Task statement: The data below should be restated word for word, with every picture omitted.

[Items from a dataset]
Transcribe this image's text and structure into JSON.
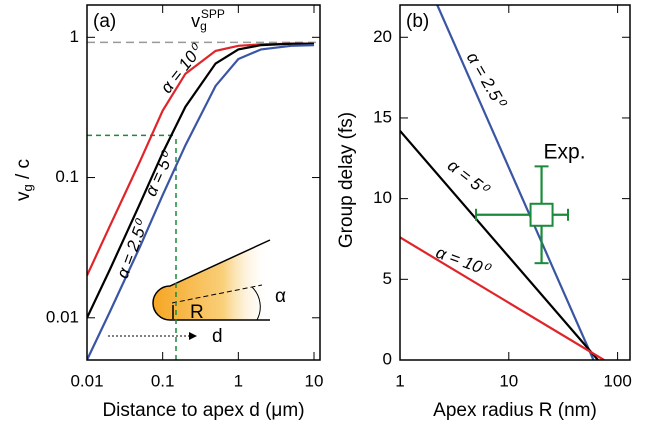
{
  "chart_data": [
    {
      "type": "line",
      "panel_label": "(a)",
      "x_label": "Distance to apex d (μm)",
      "y_label": {
        "main": "v",
        "sub": "g",
        "rest": " / c"
      },
      "xscale": "log",
      "yscale": "log",
      "xlim": [
        0.01,
        12
      ],
      "ylim": [
        0.005,
        1.7
      ],
      "xticks": [
        0.01,
        0.1,
        1,
        10
      ],
      "yticks": [
        0.01,
        0.1,
        1
      ],
      "hline": {
        "value": 0.92,
        "color": "#999999",
        "label": {
          "main": "v",
          "sub": "g",
          "sup": "SPP"
        }
      },
      "guide": {
        "x": 0.15,
        "y": 0.2,
        "color": "#1b8a3a"
      },
      "inset": {
        "R": "R",
        "alpha": "α",
        "d": "d"
      },
      "series": [
        {
          "label": "α = 10⁰",
          "color": "#e0252a",
          "x": [
            0.01,
            0.02,
            0.05,
            0.1,
            0.2,
            0.5,
            1,
            2,
            5,
            10
          ],
          "values": [
            0.02,
            0.045,
            0.13,
            0.3,
            0.55,
            0.8,
            0.87,
            0.89,
            0.9,
            0.9
          ]
        },
        {
          "label": "α = 5⁰",
          "color": "#000000",
          "x": [
            0.01,
            0.02,
            0.05,
            0.1,
            0.2,
            0.5,
            1,
            2,
            5,
            10
          ],
          "values": [
            0.01,
            0.022,
            0.065,
            0.15,
            0.32,
            0.65,
            0.82,
            0.88,
            0.9,
            0.9
          ]
        },
        {
          "label": "α = 2.5⁰",
          "color": "#3a55a4",
          "x": [
            0.01,
            0.02,
            0.05,
            0.1,
            0.2,
            0.5,
            1,
            2,
            5,
            10
          ],
          "values": [
            0.005,
            0.011,
            0.032,
            0.075,
            0.17,
            0.45,
            0.7,
            0.82,
            0.87,
            0.88
          ]
        }
      ]
    },
    {
      "type": "line",
      "panel_label": "(b)",
      "x_label": "Apex radius R (nm)",
      "y_label": {
        "main": "Group delay (fs)"
      },
      "xscale": "log",
      "yscale": "linear",
      "xlim": [
        1,
        130
      ],
      "ylim": [
        0,
        22
      ],
      "xticks": [
        1,
        10,
        100
      ],
      "yticks": [
        0,
        5,
        10,
        15,
        20
      ],
      "series": [
        {
          "label": "α = 2.5⁰",
          "color": "#3a55a4",
          "x": [
            2.2,
            60
          ],
          "values": [
            22,
            0
          ]
        },
        {
          "label": "α = 5⁰",
          "color": "#000000",
          "x": [
            1,
            66
          ],
          "values": [
            14.2,
            0
          ]
        },
        {
          "label": "α = 10⁰",
          "color": "#e0252a",
          "x": [
            1,
            75
          ],
          "values": [
            7.6,
            0
          ]
        }
      ],
      "points": [
        {
          "label": "Exp.",
          "color": "#1b8a3a",
          "x": 20,
          "y": 9,
          "xmin": 5,
          "xmax": 35,
          "ymin": 6,
          "ymax": 12
        }
      ]
    }
  ]
}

Output for this exercise:
Transcribe this image's text and structure into JSON.
{
  "chart_data": [
    {
      "type": "line",
      "panel_label": "(a)",
      "x_label": "Distance to apex d (μm)",
      "y_label": {
        "main": "v",
        "sub": "g",
        "rest": " / c"
      },
      "xscale": "log",
      "yscale": "log",
      "xlim": [
        0.01,
        12
      ],
      "ylim": [
        0.005,
        1.7
      ],
      "xticks": [
        0.01,
        0.1,
        1,
        10
      ],
      "yticks": [
        0.01,
        0.1,
        1
      ],
      "hline": {
        "value": 0.92,
        "color": "#999999",
        "label": {
          "main": "v",
          "sub": "g",
          "sup": "SPP"
        }
      },
      "guide": {
        "x": 0.15,
        "y": 0.2,
        "color": "#1b8a3a"
      },
      "inset": {
        "R": "R",
        "alpha": "α",
        "d": "d"
      },
      "series": [
        {
          "label": "α = 10⁰",
          "color": "#e0252a",
          "x": [
            0.01,
            0.02,
            0.05,
            0.1,
            0.2,
            0.5,
            1,
            2,
            5,
            10
          ],
          "values": [
            0.02,
            0.045,
            0.13,
            0.3,
            0.55,
            0.8,
            0.87,
            0.89,
            0.9,
            0.9
          ]
        },
        {
          "label": "α = 5⁰",
          "color": "#000000",
          "x": [
            0.01,
            0.02,
            0.05,
            0.1,
            0.2,
            0.5,
            1,
            2,
            5,
            10
          ],
          "values": [
            0.01,
            0.022,
            0.065,
            0.15,
            0.32,
            0.65,
            0.82,
            0.88,
            0.9,
            0.9
          ]
        },
        {
          "label": "α = 2.5⁰",
          "color": "#3a55a4",
          "x": [
            0.01,
            0.02,
            0.05,
            0.1,
            0.2,
            0.5,
            1,
            2,
            5,
            10
          ],
          "values": [
            0.005,
            0.011,
            0.032,
            0.075,
            0.17,
            0.45,
            0.7,
            0.82,
            0.87,
            0.88
          ]
        }
      ]
    },
    {
      "type": "line",
      "panel_label": "(b)",
      "x_label": "Apex radius R (nm)",
      "y_label": {
        "main": "Group delay (fs)"
      },
      "xscale": "log",
      "yscale": "linear",
      "xlim": [
        1,
        130
      ],
      "ylim": [
        0,
        22
      ],
      "xticks": [
        1,
        10,
        100
      ],
      "yticks": [
        0,
        5,
        10,
        15,
        20
      ],
      "series": [
        {
          "label": "α = 2.5⁰",
          "color": "#3a55a4",
          "x": [
            2.2,
            60
          ],
          "values": [
            22,
            0
          ]
        },
        {
          "label": "α = 5⁰",
          "color": "#000000",
          "x": [
            1,
            66
          ],
          "values": [
            14.2,
            0
          ]
        },
        {
          "label": "α = 10⁰",
          "color": "#e0252a",
          "x": [
            1,
            75
          ],
          "values": [
            7.6,
            0
          ]
        }
      ],
      "points": [
        {
          "label": "Exp.",
          "color": "#1b8a3a",
          "x": 20,
          "y": 9,
          "xmin": 5,
          "xmax": 35,
          "ymin": 6,
          "ymax": 12
        }
      ]
    }
  ]
}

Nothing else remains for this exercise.